EXERCISE TASK:
Give the data below again exactly as it stands. Omit the pictures.

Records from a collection
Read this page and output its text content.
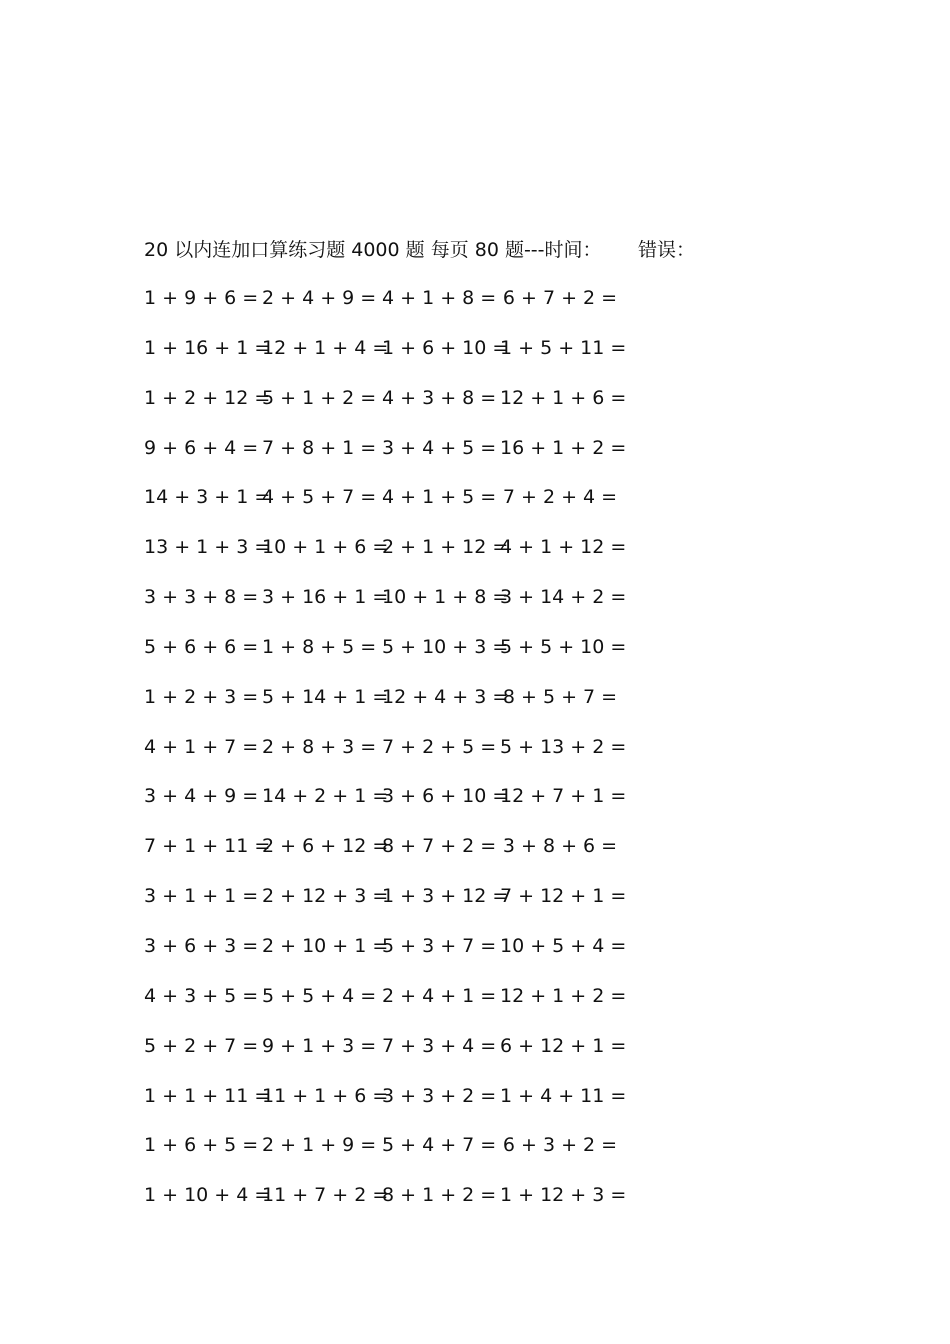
20 以内连加口算练习题 4000 题 每页 80 题---时间： 错误：
1 + 9 + 6 = 2 + 4 + 9 = 4 + 1 + 8 = 6 + 7 + 2 =
1 + 16 + 1 =
12 + 1 + 4 =
1 + 6 + 10 =
1 + 5 + 11 =
1 + 2 + 12 =
5 + 1 + 2 = 4 + 3 + 8 = 12 + 1 + 6 =
9 + 6 + 4 = 7 + 8 + 1 = 3 + 4 + 5 = 16 + 1 + 2 =
14 + 3 + 1 =
4 + 5 + 7 = 4 + 1 + 5 = 7 + 2 + 4 =
13 + 1 + 3 =
10 + 1 + 6 =
2 + 1 + 12 =
4 + 1 + 12 =
3 + 3 + 8 = 3 + 16 + 1 =
10 + 1 + 8 =
3 + 14 + 2 =
5 + 6 + 6 = 1 + 8 + 5 = 5 + 10 + 3 =
5 + 5 + 10 =
1 + 2 + 3 = 5 + 14 + 1 =
12 + 4 + 3 =
8 + 5 + 7 =
4 + 1 + 7 = 2 + 8 + 3 = 7 + 2 + 5 = 5 + 13 + 2 =
3 + 4 + 9 = 14 + 2 + 1 =
3 + 6 + 10 =
12 + 7 + 1 =
7 + 1 + 11 =
2 + 6 + 12 =
8 + 7 + 2 = 3 + 8 + 6 =
3 + 1 + 1 = 2 + 12 + 3 =
1 + 3 + 12 =
7 + 12 + 1 =
3 + 6 + 3 = 2 + 10 + 1 =
5 + 3 + 7 = 10 + 5 + 4 =
4 + 3 + 5 = 5 + 5 + 4 = 2 + 4 + 1 = 12 + 1 + 2 =
5 + 2 + 7 = 9 + 1 + 3 = 7 + 3 + 4 = 6 + 12 + 1 =
1 + 1 + 11 =
11 + 1 + 6 =
3 + 3 + 2 = 1 + 4 + 11 =
1 + 6 + 5 = 2 + 1 + 9 = 5 + 4 + 7 = 6 + 3 + 2 =
1 + 10 + 4 =
11 + 7 + 2 =
8 + 1 + 2 = 1 + 12 + 3 =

TASK SOLUTION:
Read this page and output its text content.
20 以内连加口算练习题 4000 题 每页 80 题---时间： 错误：
1 + 9 + 6 = 2 + 4 + 9 = 4 + 1 + 8 = 6 + 7 + 2 =
1 + 16 + 1 =
12 + 1 + 4 =
1 + 6 + 10 =
1 + 5 + 11 =
1 + 2 + 12 =
5 + 1 + 2 = 4 + 3 + 8 = 12 + 1 + 6 =
9 + 6 + 4 = 7 + 8 + 1 = 3 + 4 + 5 = 16 + 1 + 2 =
14 + 3 + 1 =
4 + 5 + 7 = 4 + 1 + 5 = 7 + 2 + 4 =
13 + 1 + 3 =
10 + 1 + 6 =
2 + 1 + 12 =
4 + 1 + 12 =
3 + 3 + 8 = 3 + 16 + 1 =
10 + 1 + 8 =
3 + 14 + 2 =
5 + 6 + 6 = 1 + 8 + 5 = 5 + 10 + 3 =
5 + 5 + 10 =
1 + 2 + 3 = 5 + 14 + 1 =
12 + 4 + 3 =
8 + 5 + 7 =
4 + 1 + 7 = 2 + 8 + 3 = 7 + 2 + 5 = 5 + 13 + 2 =
3 + 4 + 9 = 14 + 2 + 1 =
3 + 6 + 10 =
12 + 7 + 1 =
7 + 1 + 11 =
2 + 6 + 12 =
8 + 7 + 2 = 3 + 8 + 6 =
3 + 1 + 1 = 2 + 12 + 3 =
1 + 3 + 12 =
7 + 12 + 1 =
3 + 6 + 3 = 2 + 10 + 1 =
5 + 3 + 7 = 10 + 5 + 4 =
4 + 3 + 5 = 5 + 5 + 4 = 2 + 4 + 1 = 12 + 1 + 2 =
5 + 2 + 7 = 9 + 1 + 3 = 7 + 3 + 4 = 6 + 12 + 1 =
1 + 1 + 11 =
11 + 1 + 6 =
3 + 3 + 2 = 1 + 4 + 11 =
1 + 6 + 5 = 2 + 1 + 9 = 5 + 4 + 7 = 6 + 3 + 2 =
1 + 10 + 4 =
11 + 7 + 2 =
8 + 1 + 2 = 1 + 12 + 3 =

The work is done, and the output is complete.